Task goal ->
Print out every line, exactly as written.
=== Stored records ===
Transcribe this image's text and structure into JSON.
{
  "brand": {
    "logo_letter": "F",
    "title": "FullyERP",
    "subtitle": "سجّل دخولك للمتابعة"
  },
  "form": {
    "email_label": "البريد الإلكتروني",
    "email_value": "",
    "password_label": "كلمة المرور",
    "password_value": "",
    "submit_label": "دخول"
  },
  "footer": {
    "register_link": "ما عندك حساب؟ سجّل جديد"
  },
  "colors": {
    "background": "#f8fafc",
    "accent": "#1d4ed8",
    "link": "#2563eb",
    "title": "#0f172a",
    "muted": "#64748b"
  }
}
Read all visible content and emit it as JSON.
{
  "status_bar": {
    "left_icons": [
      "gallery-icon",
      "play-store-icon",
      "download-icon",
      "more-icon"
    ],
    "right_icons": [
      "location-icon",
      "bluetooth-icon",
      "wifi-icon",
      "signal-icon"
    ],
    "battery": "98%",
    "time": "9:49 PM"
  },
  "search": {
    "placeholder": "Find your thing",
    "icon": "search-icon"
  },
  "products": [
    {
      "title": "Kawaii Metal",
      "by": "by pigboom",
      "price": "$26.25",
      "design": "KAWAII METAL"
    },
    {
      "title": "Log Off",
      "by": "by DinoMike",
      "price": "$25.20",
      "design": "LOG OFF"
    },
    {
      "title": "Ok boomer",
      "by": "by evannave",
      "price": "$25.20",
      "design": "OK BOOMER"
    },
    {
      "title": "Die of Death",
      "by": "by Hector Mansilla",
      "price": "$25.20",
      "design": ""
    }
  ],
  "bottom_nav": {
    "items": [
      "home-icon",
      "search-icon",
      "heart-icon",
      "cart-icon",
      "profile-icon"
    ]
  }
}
===
Complete response ->
Transcribe this image's text and structure into JSON.
{
  "brand": {
    "logo_letter": "F",
    "title": "FullyERP",
    "subtitle": "سجّل دخولك للمتابعة"
  },
  "form": {
    "email_label": "البريد الإلكتروني",
    "email_value": "",
    "password_label": "كلمة المرور",
    "password_value": "",
    "submit_label": "دخول"
  },
  "footer": {
    "register_link": "ما عندك حساب؟ سجّل جديد"
  },
  "colors": {
    "background": "#f8fafc",
    "accent": "#1d4ed8",
    "link": "#2563eb",
    "title": "#0f172a",
    "muted": "#64748b"
  }
}
Read all visible content and emit it as JSON.
{
  "status_bar": {
    "left_icons": [
      "gallery-icon",
      "play-store-icon",
      "download-icon",
      "more-icon"
    ],
    "right_icons": [
      "location-icon",
      "bluetooth-icon",
      "wifi-icon",
      "signal-icon"
    ],
    "battery": "98%",
    "time": "9:49 PM"
  },
  "search": {
    "placeholder": "Find your thing",
    "icon": "search-icon"
  },
  "products": [
    {
      "title": "Kawaii Metal",
      "by": "by pigboom",
      "price": "$26.25",
      "design": "KAWAII METAL"
    },
    {
      "title": "Log Off",
      "by": "by DinoMike",
      "price": "$25.20",
      "design": "LOG OFF"
    },
    {
      "title": "Ok boomer",
      "by": "by evannave",
      "price": "$25.20",
      "design": "OK BOOMER"
    },
    {
      "title": "Die of Death",
      "by": "by Hector Mansilla",
      "price": "$25.20",
      "design": ""
    }
  ],
  "bottom_nav": {
    "items": [
      "home-icon",
      "search-icon",
      "heart-icon",
      "cart-icon",
      "profile-icon"
    ]
  }
}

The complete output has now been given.